Each line of the material below that holds the word "переработки" needs to be copied.

>> BEGIN

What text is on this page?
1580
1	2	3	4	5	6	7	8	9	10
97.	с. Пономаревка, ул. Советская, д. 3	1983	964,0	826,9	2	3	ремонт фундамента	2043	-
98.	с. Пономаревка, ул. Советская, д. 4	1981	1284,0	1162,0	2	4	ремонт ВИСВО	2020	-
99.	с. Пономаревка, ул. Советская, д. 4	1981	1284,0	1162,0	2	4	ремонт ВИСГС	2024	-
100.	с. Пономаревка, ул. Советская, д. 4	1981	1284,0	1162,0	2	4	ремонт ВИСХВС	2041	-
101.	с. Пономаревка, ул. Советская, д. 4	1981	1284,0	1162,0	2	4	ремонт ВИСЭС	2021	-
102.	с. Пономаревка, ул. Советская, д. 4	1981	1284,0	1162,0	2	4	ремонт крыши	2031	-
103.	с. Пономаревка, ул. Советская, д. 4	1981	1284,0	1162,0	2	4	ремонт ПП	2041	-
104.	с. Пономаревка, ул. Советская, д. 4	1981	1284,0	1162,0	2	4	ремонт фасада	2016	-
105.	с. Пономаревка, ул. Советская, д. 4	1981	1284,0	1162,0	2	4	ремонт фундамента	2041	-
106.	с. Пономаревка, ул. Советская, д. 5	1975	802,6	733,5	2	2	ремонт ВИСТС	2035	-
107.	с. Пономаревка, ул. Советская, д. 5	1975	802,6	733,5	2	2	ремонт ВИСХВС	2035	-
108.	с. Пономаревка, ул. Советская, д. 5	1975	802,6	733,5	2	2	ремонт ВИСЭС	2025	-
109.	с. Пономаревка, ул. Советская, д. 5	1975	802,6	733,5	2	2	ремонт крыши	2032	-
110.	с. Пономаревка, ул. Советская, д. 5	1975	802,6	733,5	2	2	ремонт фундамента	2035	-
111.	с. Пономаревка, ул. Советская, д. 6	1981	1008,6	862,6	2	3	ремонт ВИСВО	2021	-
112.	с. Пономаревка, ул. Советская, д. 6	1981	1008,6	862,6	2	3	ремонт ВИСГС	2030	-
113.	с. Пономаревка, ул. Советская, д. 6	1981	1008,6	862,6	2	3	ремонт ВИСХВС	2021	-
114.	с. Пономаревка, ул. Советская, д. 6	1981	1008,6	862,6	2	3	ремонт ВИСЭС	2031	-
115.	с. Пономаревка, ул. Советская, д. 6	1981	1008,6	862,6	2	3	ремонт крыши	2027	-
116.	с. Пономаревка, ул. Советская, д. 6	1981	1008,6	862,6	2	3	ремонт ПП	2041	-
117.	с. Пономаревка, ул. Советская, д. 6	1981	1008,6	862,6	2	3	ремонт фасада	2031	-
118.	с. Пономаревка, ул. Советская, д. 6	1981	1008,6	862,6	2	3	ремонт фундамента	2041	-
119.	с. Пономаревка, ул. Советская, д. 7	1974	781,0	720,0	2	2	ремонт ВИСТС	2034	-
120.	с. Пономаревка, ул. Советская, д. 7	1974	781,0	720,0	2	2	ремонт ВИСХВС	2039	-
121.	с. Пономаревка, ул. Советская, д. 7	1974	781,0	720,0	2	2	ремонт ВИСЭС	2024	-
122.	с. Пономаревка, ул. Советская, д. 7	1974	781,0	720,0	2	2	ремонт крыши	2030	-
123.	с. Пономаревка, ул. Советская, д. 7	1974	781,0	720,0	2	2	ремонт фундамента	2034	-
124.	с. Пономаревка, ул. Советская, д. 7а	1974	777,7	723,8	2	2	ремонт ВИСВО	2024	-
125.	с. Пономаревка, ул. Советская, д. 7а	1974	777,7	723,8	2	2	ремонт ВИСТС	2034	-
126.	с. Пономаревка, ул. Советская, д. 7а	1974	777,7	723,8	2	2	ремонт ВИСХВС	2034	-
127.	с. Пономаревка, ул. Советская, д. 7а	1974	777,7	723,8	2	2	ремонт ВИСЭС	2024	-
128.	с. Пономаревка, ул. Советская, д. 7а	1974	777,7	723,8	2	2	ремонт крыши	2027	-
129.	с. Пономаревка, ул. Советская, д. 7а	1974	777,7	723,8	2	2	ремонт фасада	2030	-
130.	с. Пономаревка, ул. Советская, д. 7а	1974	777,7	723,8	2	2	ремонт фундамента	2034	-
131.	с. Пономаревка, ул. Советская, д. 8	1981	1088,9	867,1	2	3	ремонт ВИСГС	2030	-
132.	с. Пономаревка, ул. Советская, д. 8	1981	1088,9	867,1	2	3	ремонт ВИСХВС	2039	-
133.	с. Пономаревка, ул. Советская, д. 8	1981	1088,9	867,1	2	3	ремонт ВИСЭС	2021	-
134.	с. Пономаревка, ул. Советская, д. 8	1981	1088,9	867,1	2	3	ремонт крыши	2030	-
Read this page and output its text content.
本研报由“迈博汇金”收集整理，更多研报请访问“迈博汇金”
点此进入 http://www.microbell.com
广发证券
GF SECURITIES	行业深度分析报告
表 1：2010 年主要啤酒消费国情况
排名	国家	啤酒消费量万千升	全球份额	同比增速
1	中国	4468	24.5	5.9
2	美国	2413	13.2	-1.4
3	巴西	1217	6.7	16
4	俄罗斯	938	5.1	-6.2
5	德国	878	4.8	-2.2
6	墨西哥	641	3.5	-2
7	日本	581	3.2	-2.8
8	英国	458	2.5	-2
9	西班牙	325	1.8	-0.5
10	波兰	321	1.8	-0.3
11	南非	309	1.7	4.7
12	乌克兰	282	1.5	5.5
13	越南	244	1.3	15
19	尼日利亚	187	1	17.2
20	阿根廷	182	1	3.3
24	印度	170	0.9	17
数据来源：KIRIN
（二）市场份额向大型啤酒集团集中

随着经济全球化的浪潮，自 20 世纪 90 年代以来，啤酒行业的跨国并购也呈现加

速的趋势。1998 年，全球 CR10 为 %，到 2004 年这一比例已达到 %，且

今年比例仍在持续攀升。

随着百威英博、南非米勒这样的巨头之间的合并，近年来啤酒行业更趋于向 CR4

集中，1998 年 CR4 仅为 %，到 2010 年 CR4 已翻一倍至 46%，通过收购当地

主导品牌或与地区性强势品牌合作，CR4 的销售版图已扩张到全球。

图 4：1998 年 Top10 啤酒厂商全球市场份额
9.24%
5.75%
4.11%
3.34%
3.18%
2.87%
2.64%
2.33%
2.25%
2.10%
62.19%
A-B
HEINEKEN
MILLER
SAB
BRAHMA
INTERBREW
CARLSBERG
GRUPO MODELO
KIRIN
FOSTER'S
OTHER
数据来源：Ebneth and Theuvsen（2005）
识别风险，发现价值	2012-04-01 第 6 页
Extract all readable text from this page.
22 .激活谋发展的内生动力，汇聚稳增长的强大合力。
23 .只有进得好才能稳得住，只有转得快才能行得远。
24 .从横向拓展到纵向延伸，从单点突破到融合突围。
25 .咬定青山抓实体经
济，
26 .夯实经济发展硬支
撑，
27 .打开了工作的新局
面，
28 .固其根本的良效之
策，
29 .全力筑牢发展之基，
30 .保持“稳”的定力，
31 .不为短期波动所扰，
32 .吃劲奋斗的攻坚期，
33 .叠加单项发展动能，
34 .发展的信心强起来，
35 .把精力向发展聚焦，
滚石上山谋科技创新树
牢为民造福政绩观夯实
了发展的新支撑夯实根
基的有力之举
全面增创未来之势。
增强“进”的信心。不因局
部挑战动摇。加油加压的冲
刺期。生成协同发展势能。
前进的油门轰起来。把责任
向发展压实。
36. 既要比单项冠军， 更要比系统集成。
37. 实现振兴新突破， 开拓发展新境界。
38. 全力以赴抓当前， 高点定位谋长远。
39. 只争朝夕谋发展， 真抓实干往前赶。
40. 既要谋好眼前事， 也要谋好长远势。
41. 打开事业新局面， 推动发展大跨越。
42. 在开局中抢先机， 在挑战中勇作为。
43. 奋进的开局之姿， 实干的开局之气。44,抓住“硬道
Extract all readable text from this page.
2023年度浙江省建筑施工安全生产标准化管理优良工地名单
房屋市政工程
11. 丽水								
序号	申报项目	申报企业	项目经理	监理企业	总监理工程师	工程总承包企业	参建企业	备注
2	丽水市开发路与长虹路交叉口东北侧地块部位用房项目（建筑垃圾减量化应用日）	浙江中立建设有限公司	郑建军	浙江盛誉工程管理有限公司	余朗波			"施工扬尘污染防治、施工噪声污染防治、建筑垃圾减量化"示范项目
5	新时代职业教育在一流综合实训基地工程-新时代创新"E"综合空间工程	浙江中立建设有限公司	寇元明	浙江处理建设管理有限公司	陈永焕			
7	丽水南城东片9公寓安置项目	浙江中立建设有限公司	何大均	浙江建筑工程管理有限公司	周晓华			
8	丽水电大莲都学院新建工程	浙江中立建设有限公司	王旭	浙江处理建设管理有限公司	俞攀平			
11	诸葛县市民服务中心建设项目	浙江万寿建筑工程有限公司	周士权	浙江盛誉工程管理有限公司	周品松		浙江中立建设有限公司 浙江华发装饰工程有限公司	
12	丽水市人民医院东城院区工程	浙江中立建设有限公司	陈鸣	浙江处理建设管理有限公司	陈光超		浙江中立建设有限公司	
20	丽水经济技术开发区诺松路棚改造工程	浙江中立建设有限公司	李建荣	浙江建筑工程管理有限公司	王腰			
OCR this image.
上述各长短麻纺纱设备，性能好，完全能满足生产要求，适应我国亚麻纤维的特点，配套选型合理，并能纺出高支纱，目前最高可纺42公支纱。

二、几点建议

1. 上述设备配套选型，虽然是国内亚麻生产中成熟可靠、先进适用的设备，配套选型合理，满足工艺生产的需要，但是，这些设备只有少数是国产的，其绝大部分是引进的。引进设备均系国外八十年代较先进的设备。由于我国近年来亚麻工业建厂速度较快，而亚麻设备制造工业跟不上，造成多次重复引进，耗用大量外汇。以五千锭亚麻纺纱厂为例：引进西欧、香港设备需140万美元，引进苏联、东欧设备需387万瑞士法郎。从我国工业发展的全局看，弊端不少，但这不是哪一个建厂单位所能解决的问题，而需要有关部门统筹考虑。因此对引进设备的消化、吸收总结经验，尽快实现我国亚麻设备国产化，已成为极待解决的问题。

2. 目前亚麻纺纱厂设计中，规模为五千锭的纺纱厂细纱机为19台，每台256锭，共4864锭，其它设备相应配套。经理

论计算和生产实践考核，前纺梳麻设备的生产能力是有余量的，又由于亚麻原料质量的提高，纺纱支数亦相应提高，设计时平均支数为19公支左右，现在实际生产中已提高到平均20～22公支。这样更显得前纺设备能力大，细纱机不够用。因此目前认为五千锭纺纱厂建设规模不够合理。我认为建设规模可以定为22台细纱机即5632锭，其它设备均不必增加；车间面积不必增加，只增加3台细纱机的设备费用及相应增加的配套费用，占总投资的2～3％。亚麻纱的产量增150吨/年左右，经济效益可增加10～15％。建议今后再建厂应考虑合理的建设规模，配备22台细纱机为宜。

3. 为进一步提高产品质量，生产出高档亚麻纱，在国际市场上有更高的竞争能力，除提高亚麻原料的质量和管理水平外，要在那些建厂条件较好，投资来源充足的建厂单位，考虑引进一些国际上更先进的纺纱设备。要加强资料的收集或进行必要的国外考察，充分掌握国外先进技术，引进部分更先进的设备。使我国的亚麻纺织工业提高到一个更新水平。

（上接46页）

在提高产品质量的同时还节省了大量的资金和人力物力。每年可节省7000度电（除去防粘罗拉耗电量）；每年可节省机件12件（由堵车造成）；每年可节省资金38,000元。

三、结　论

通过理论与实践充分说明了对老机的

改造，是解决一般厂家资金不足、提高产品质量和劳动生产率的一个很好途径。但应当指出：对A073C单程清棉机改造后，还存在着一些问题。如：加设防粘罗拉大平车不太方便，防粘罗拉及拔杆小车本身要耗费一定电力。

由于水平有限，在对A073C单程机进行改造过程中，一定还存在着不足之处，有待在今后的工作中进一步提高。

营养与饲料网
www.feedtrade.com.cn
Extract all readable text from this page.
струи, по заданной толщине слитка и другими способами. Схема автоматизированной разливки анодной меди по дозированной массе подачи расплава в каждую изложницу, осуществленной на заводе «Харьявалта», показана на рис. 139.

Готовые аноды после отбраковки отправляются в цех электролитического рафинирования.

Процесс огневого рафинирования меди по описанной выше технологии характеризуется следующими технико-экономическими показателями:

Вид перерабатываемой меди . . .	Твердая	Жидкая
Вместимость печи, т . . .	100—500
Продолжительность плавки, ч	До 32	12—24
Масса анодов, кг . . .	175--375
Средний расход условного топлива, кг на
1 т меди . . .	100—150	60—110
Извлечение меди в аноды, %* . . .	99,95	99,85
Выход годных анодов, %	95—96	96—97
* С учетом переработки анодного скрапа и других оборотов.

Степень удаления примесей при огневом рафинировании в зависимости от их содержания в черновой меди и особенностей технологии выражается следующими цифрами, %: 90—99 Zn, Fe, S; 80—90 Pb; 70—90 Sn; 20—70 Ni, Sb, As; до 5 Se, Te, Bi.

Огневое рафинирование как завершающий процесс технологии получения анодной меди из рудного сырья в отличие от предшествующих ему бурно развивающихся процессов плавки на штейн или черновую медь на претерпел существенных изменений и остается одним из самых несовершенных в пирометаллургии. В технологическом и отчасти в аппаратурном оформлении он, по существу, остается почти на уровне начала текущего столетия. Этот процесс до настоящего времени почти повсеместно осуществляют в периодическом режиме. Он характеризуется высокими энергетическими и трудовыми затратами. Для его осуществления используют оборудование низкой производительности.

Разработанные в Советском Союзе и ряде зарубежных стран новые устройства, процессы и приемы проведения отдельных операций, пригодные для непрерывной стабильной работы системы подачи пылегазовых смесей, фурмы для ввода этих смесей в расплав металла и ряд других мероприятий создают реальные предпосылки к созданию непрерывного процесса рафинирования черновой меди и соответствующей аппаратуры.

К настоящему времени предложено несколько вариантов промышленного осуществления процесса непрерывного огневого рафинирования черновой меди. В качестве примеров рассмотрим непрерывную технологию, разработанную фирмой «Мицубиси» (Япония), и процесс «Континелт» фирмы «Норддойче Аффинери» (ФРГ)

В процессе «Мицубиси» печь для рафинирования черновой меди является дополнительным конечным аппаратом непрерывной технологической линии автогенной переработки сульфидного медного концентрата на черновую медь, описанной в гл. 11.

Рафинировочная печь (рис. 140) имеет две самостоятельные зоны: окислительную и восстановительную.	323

>> END

» **RESULT OF THE TASK**:
* С учетом переработки анодного скрапа и других оборотов.
В процессе «Мицубиси» печь для рафинирования черновой меди является дополнительным конечным аппаратом непрерывной технологической линии автогенной переработки сульфидного медного концентрата на черновую медь, описанной в гл. 11.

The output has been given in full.